Task goal: Reproduce all entries word for word.

Collected data:
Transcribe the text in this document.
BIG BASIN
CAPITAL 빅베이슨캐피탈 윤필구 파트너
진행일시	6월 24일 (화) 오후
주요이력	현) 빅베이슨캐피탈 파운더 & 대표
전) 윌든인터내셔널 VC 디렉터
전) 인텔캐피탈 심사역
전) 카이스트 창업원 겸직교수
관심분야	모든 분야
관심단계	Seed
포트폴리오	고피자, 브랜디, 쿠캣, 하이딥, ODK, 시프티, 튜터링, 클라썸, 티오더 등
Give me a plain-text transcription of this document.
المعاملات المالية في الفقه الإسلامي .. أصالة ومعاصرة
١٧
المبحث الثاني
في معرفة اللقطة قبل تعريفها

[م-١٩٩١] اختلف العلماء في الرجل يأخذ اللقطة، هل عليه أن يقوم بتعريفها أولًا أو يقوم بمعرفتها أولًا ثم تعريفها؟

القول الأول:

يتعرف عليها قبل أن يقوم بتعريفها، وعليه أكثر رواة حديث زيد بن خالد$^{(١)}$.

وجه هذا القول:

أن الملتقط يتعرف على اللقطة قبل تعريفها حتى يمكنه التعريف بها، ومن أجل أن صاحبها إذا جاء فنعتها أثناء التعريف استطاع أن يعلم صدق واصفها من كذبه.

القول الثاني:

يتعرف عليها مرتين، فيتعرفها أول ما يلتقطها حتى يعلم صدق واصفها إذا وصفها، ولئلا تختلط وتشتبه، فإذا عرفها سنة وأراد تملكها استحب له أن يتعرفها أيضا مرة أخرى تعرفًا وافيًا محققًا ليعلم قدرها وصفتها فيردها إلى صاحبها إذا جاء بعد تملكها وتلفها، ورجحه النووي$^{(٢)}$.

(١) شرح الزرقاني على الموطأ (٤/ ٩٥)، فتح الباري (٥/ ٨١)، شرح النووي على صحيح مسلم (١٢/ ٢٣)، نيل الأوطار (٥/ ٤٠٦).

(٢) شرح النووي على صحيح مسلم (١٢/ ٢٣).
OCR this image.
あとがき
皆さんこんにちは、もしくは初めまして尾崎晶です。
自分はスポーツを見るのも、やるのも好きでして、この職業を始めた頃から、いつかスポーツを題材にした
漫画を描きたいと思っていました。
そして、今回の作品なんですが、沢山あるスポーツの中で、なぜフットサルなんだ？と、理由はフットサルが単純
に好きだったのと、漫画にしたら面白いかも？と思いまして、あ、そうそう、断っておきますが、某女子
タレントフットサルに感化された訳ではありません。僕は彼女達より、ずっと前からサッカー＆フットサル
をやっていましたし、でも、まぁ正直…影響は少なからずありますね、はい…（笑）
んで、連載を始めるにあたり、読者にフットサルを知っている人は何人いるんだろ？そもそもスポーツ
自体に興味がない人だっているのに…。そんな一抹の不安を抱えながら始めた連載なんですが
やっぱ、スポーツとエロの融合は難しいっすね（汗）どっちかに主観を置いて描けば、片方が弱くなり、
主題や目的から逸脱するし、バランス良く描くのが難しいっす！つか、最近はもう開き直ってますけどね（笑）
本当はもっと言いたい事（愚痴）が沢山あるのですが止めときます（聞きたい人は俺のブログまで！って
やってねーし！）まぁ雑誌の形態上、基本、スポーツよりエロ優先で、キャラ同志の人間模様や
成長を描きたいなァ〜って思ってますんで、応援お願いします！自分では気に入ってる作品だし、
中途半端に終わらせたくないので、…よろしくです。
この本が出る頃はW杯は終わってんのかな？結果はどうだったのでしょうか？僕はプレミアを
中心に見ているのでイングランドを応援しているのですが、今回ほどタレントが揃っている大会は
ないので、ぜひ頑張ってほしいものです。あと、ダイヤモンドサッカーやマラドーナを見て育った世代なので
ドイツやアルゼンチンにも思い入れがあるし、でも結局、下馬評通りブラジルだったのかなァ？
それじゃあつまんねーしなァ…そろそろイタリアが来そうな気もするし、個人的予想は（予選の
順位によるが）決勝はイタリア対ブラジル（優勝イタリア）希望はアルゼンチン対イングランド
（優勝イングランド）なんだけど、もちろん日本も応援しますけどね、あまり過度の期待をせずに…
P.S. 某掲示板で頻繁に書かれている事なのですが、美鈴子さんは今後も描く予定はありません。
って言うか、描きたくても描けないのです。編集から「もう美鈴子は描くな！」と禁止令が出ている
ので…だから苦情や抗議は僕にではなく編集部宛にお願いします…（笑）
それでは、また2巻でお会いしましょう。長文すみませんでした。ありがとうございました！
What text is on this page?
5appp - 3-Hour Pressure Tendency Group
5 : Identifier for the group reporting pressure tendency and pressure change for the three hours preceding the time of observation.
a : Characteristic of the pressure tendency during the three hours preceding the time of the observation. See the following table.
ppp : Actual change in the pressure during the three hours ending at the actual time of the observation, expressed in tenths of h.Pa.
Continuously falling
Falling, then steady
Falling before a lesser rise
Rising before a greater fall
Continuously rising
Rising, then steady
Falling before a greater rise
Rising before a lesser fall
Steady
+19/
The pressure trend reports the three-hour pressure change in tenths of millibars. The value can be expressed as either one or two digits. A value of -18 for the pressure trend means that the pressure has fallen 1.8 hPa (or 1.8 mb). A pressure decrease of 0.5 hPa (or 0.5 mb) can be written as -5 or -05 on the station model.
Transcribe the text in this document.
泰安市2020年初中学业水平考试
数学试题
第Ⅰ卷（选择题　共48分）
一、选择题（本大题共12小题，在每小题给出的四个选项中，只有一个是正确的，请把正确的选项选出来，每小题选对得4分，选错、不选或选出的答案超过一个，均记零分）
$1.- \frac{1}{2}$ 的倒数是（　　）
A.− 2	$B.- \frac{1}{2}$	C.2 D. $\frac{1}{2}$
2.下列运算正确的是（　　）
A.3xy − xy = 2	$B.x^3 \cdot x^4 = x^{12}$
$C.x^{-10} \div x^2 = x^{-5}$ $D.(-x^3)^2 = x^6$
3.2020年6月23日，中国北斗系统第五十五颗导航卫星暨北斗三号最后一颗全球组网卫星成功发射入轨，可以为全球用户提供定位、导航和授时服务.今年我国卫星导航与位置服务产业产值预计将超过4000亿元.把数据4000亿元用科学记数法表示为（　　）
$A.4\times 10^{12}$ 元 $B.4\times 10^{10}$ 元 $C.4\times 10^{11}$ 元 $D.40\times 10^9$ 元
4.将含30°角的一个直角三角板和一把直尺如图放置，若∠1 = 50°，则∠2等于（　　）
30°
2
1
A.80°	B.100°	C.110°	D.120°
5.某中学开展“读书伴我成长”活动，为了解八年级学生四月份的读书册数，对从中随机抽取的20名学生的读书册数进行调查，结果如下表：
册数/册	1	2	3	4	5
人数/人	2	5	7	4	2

Problem solution:
Transcribe the text in this document.
BIG BASIN
CAPITAL 빅베이슨캐피탈 윤필구 파트너
진행일시	6월 24일 (화) 오후
주요이력	현) 빅베이슨캐피탈 파운더 & 대표
전) 윌든인터내셔널 VC 디렉터
전) 인텔캐피탈 심사역
전) 카이스트 창업원 겸직교수
관심분야	모든 분야
관심단계	Seed
포트폴리오	고피자, 브랜디, 쿠캣, 하이딥, ODK, 시프티, 튜터링, 클라썸, 티오더 등
Give me a plain-text transcription of this document.
المعاملات المالية في الفقه الإسلامي .. أصالة ومعاصرة
١٧
المبحث الثاني
في معرفة اللقطة قبل تعريفها

[م-١٩٩١] اختلف العلماء في الرجل يأخذ اللقطة، هل عليه أن يقوم بتعريفها أولًا أو يقوم بمعرفتها أولًا ثم تعريفها؟

القول الأول:

يتعرف عليها قبل أن يقوم بتعريفها، وعليه أكثر رواة حديث زيد بن خالد$^{(١)}$.

وجه هذا القول:

أن الملتقط يتعرف على اللقطة قبل تعريفها حتى يمكنه التعريف بها، ومن أجل أن صاحبها إذا جاء فنعتها أثناء التعريف استطاع أن يعلم صدق واصفها من كذبه.

القول الثاني:

يتعرف عليها مرتين، فيتعرفها أول ما يلتقطها حتى يعلم صدق واصفها إذا وصفها، ولئلا تختلط وتشتبه، فإذا عرفها سنة وأراد تملكها استحب له أن يتعرفها أيضا مرة أخرى تعرفًا وافيًا محققًا ليعلم قدرها وصفتها فيردها إلى صاحبها إذا جاء بعد تملكها وتلفها، ورجحه النووي$^{(٢)}$.

(١) شرح الزرقاني على الموطأ (٤/ ٩٥)، فتح الباري (٥/ ٨١)، شرح النووي على صحيح مسلم (١٢/ ٢٣)، نيل الأوطار (٥/ ٤٠٦).

(٢) شرح النووي على صحيح مسلم (١٢/ ٢٣).
OCR this image.
あとがき
皆さんこんにちは、もしくは初めまして尾崎晶です。
自分はスポーツを見るのも、やるのも好きでして、この職業を始めた頃から、いつかスポーツを題材にした
漫画を描きたいと思っていました。
そして、今回の作品なんですが、沢山あるスポーツの中で、なぜフットサルなんだ？と、理由はフットサルが単純
に好きだったのと、漫画にしたら面白いかも？と思いまして、あ、そうそう、断っておきますが、某女子
タレントフットサルに感化された訳ではありません。僕は彼女達より、ずっと前からサッカー＆フットサル
をやっていましたし、でも、まぁ正直…影響は少なからずありますね、はい…（笑）
んで、連載を始めるにあたり、読者にフットサルを知っている人は何人いるんだろ？そもそもスポーツ
自体に興味がない人だっているのに…。そんな一抹の不安を抱えながら始めた連載なんですが
やっぱ、スポーツとエロの融合は難しいっすね（汗）どっちかに主観を置いて描けば、片方が弱くなり、
主題や目的から逸脱するし、バランス良く描くのが難しいっす！つか、最近はもう開き直ってますけどね（笑）
本当はもっと言いたい事（愚痴）が沢山あるのですが止めときます（聞きたい人は俺のブログまで！って
やってねーし！）まぁ雑誌の形態上、基本、スポーツよりエロ優先で、キャラ同志の人間模様や
成長を描きたいなァ〜って思ってますんで、応援お願いします！自分では気に入ってる作品だし、
中途半端に終わらせたくないので、…よろしくです。
この本が出る頃はW杯は終わってんのかな？結果はどうだったのでしょうか？僕はプレミアを
中心に見ているのでイングランドを応援しているのですが、今回ほどタレントが揃っている大会は
ないので、ぜひ頑張ってほしいものです。あと、ダイヤモンドサッカーやマラドーナを見て育った世代なので
ドイツやアルゼンチンにも思い入れがあるし、でも結局、下馬評通りブラジルだったのかなァ？
それじゃあつまんねーしなァ…そろそろイタリアが来そうな気もするし、個人的予想は（予選の
順位によるが）決勝はイタリア対ブラジル（優勝イタリア）希望はアルゼンチン対イングランド
（優勝イングランド）なんだけど、もちろん日本も応援しますけどね、あまり過度の期待をせずに…
P.S. 某掲示板で頻繁に書かれている事なのですが、美鈴子さんは今後も描く予定はありません。
って言うか、描きたくても描けないのです。編集から「もう美鈴子は描くな！」と禁止令が出ている
ので…だから苦情や抗議は僕にではなく編集部宛にお願いします…（笑）
それでは、また2巻でお会いしましょう。長文すみませんでした。ありがとうございました！
What text is on this page?
5appp - 3-Hour Pressure Tendency Group
5 : Identifier for the group reporting pressure tendency and pressure change for the three hours preceding the time of observation.
a : Characteristic of the pressure tendency during the three hours preceding the time of the observation. See the following table.
ppp : Actual change in the pressure during the three hours ending at the actual time of the observation, expressed in tenths of h.Pa.
Continuously falling
Falling, then steady
Falling before a lesser rise
Rising before a greater fall
Continuously rising
Rising, then steady
Falling before a greater rise
Rising before a lesser fall
Steady
+19/
The pressure trend reports the three-hour pressure change in tenths of millibars. The value can be expressed as either one or two digits. A value of -18 for the pressure trend means that the pressure has fallen 1.8 hPa (or 1.8 mb). A pressure decrease of 0.5 hPa (or 0.5 mb) can be written as -5 or -05 on the station model.
Transcribe the text in this document.
泰安市2020年初中学业水平考试
数学试题
第Ⅰ卷（选择题　共48分）
一、选择题（本大题共12小题，在每小题给出的四个选项中，只有一个是正确的，请把正确的选项选出来，每小题选对得4分，选错、不选或选出的答案超过一个，均记零分）
$1.- \frac{1}{2}$ 的倒数是（　　）
A.− 2	$B.- \frac{1}{2}$	C.2 D. $\frac{1}{2}$
2.下列运算正确的是（　　）
A.3xy − xy = 2	$B.x^3 \cdot x^4 = x^{12}$
$C.x^{-10} \div x^2 = x^{-5}$ $D.(-x^3)^2 = x^6$
3.2020年6月23日，中国北斗系统第五十五颗导航卫星暨北斗三号最后一颗全球组网卫星成功发射入轨，可以为全球用户提供定位、导航和授时服务.今年我国卫星导航与位置服务产业产值预计将超过4000亿元.把数据4000亿元用科学记数法表示为（　　）
$A.4\times 10^{12}$ 元 $B.4\times 10^{10}$ 元 $C.4\times 10^{11}$ 元 $D.40\times 10^9$ 元
4.将含30°角的一个直角三角板和一把直尺如图放置，若∠1 = 50°，则∠2等于（　　）
30°
2
1
A.80°	B.100°	C.110°	D.120°
5.某中学开展“读书伴我成长”活动，为了解八年级学生四月份的读书册数，对从中随机抽取的20名学生的读书册数进行调查，结果如下表：
册数/册	1	2	3	4	5
人数/人	2	5	7	4	2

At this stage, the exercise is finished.